Data for the task>
[BEGIN]
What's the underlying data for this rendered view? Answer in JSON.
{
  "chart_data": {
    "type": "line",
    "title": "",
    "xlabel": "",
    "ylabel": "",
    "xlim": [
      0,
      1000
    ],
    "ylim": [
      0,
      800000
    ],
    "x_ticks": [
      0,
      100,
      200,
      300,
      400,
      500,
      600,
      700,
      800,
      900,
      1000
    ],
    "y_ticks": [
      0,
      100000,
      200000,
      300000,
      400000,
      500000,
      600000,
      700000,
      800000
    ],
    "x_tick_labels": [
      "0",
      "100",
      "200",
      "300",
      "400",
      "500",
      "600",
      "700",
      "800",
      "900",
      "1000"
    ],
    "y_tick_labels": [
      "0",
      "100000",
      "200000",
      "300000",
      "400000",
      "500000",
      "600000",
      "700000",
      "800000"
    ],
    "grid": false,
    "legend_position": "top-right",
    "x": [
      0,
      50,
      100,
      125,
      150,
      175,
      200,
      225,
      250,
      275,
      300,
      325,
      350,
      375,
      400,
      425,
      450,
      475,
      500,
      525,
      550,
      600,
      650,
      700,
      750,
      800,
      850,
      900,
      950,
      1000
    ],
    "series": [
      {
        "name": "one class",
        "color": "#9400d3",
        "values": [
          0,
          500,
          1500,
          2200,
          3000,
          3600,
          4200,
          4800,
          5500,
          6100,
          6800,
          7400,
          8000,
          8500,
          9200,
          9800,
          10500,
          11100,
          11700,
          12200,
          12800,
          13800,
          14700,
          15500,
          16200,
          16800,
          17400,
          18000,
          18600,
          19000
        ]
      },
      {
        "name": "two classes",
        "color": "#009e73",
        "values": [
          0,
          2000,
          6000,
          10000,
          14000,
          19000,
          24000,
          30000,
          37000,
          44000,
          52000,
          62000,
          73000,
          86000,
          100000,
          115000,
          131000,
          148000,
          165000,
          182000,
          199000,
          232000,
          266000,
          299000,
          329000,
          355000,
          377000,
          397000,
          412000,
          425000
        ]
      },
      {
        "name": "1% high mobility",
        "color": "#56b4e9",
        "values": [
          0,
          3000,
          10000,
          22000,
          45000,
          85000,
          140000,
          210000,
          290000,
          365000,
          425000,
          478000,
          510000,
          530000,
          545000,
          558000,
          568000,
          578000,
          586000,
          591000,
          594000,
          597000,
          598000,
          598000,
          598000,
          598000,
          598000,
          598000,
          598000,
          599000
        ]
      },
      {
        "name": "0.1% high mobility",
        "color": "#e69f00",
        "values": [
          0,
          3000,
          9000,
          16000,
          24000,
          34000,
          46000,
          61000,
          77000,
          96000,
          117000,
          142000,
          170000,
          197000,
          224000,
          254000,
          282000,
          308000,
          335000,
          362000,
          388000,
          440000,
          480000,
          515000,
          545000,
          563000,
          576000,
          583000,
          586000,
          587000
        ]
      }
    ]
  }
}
[END]
[BEGIN]
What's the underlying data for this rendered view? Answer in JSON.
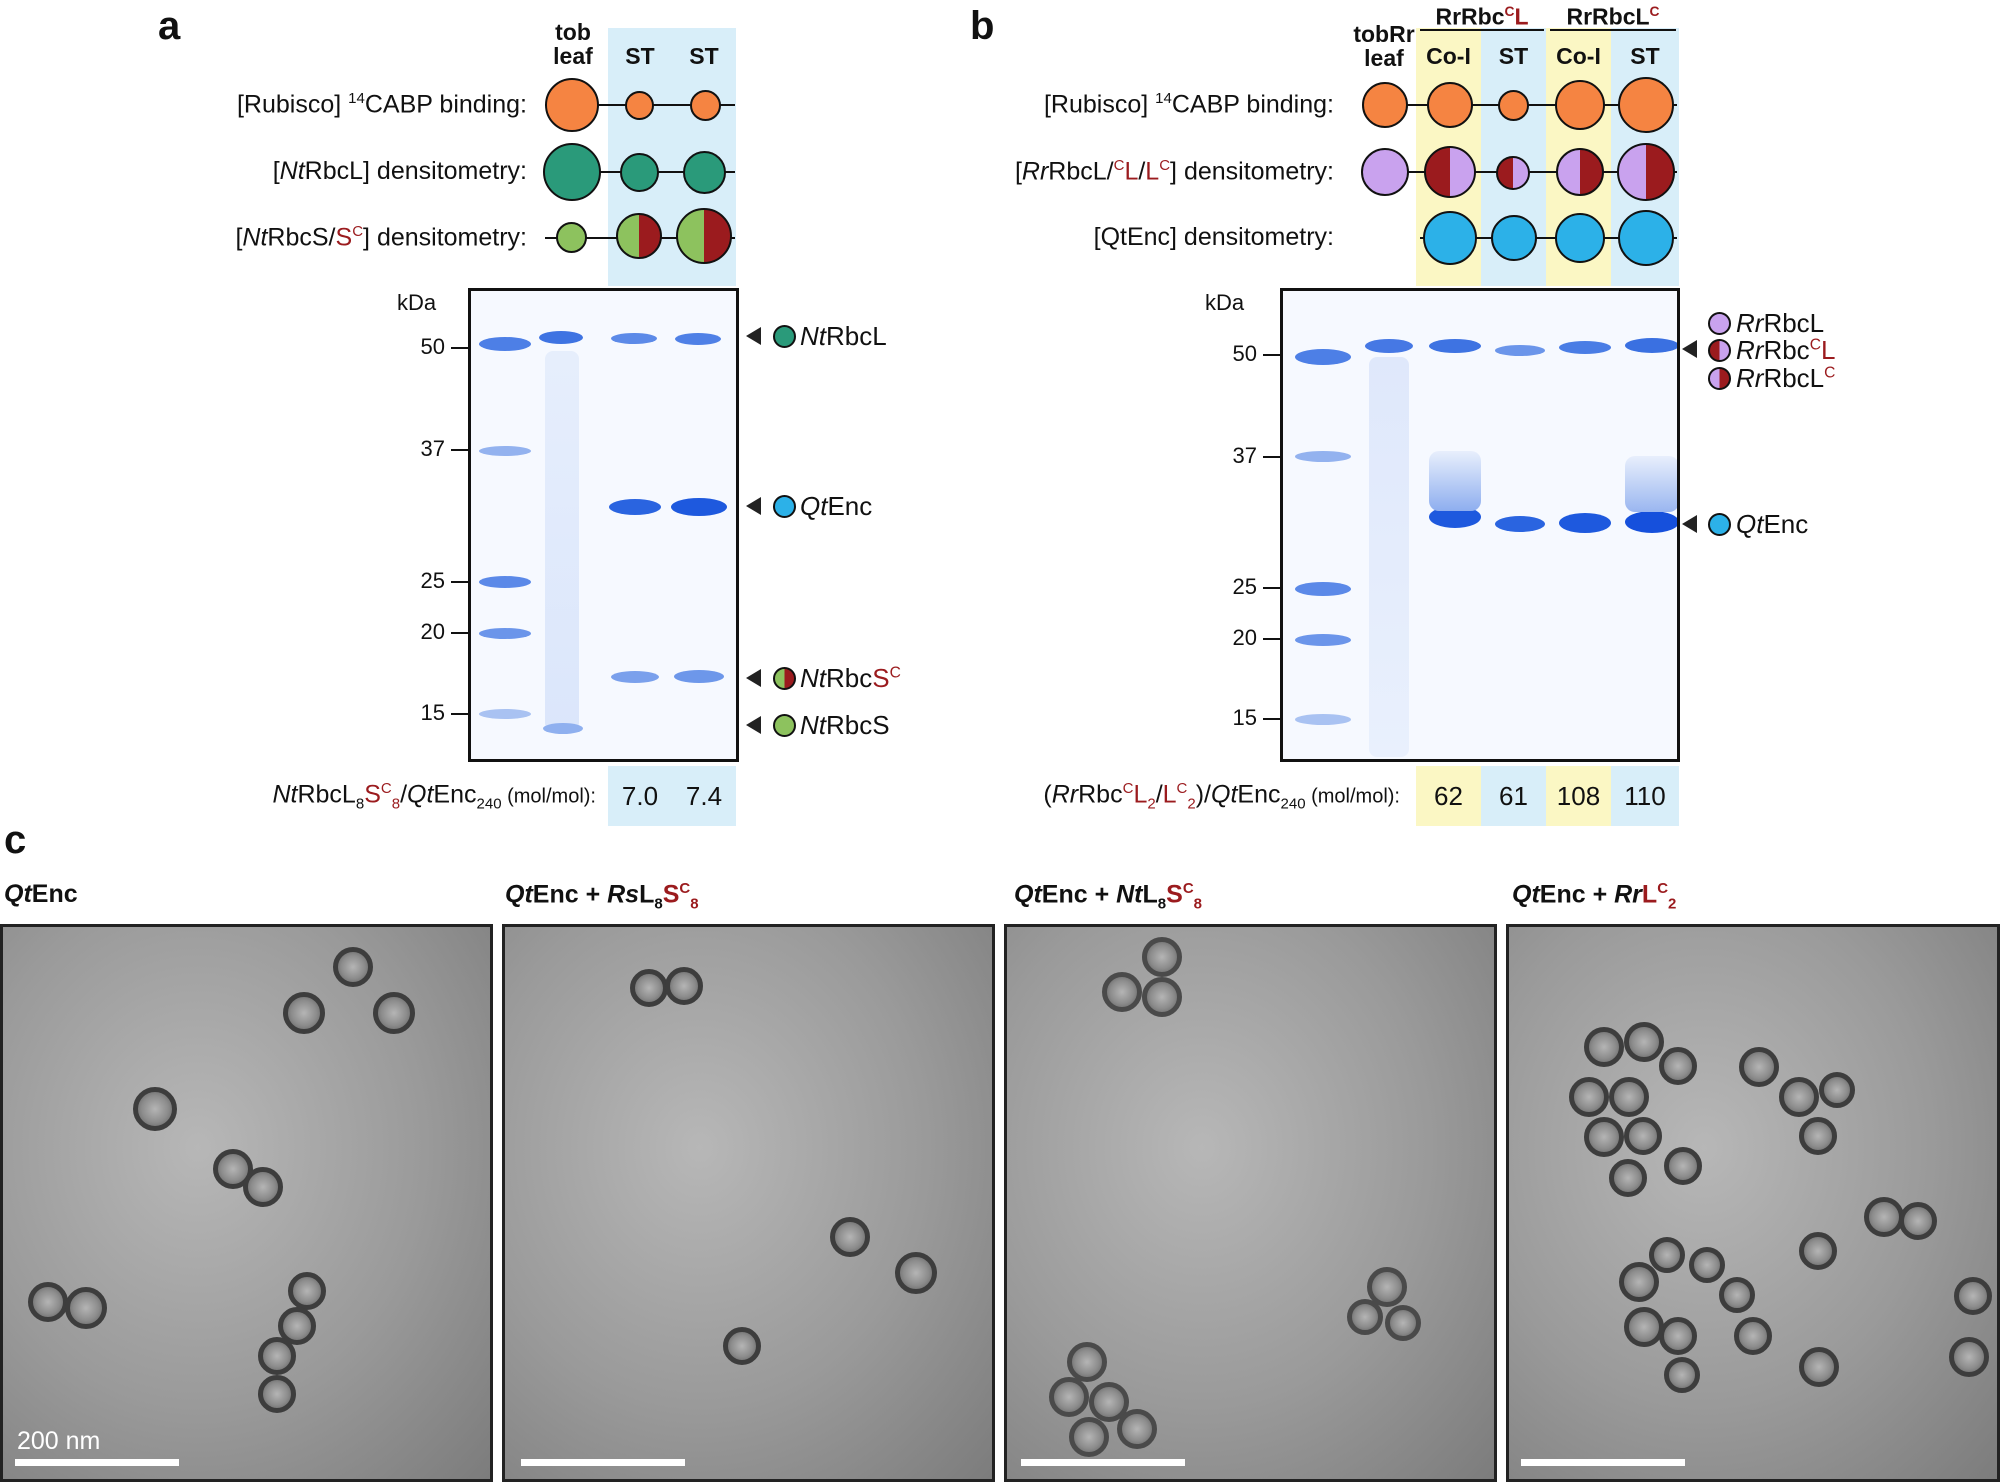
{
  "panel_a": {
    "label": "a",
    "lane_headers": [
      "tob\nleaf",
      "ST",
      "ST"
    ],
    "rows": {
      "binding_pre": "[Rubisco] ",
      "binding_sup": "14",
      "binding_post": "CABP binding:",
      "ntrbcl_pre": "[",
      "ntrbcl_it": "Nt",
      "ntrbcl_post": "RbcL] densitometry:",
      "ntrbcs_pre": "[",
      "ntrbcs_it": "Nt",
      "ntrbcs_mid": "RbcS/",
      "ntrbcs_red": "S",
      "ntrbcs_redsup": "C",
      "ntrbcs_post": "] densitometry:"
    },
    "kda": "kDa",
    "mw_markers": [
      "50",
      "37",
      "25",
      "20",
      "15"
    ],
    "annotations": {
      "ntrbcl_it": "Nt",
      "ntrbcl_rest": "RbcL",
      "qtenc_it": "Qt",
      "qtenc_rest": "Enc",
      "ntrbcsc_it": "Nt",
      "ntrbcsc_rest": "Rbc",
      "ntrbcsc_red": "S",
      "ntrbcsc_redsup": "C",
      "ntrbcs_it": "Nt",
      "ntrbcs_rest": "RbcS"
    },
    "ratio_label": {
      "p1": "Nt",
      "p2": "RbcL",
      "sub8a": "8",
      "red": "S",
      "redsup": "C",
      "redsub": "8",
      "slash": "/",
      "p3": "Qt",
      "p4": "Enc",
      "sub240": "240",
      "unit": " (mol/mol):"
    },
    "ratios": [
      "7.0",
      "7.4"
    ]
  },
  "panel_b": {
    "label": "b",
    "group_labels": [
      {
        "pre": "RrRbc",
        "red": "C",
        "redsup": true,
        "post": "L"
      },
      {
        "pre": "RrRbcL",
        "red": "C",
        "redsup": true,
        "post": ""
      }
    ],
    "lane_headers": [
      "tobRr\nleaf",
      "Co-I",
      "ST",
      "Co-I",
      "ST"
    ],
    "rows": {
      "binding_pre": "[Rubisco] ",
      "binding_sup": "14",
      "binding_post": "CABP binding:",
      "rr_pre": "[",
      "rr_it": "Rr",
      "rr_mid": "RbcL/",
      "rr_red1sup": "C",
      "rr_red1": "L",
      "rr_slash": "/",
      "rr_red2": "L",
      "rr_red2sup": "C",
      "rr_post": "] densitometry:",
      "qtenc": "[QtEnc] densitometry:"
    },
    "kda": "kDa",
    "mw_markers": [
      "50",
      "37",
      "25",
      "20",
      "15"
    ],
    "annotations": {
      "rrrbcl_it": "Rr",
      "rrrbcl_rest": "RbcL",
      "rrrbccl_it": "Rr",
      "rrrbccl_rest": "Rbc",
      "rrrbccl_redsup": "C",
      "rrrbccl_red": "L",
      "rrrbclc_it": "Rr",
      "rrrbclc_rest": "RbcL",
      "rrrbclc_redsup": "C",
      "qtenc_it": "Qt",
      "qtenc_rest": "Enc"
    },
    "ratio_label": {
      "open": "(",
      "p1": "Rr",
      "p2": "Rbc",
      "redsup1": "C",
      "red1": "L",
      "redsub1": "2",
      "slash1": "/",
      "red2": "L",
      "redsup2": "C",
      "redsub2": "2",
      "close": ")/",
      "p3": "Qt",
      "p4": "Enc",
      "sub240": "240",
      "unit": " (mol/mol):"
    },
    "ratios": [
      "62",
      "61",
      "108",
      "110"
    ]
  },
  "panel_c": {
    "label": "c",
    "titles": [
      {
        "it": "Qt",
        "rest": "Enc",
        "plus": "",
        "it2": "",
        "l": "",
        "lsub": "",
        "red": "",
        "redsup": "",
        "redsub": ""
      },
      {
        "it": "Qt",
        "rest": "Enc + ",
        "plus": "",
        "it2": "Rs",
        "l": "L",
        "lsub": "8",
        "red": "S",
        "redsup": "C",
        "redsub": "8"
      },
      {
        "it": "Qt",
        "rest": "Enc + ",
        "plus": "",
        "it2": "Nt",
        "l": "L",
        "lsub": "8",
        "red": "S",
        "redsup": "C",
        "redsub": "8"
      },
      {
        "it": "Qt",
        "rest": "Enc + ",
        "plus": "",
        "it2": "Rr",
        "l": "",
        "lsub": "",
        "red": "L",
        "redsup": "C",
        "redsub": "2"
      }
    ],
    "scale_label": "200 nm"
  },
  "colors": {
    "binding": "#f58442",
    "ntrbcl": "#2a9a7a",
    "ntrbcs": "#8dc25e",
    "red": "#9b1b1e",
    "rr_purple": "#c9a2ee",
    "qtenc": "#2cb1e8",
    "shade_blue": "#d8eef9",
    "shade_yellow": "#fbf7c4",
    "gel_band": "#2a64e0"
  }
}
[END]
Tally the lines that hold the string "mobility" and state the total, nothing more.

Response for this exercise>
2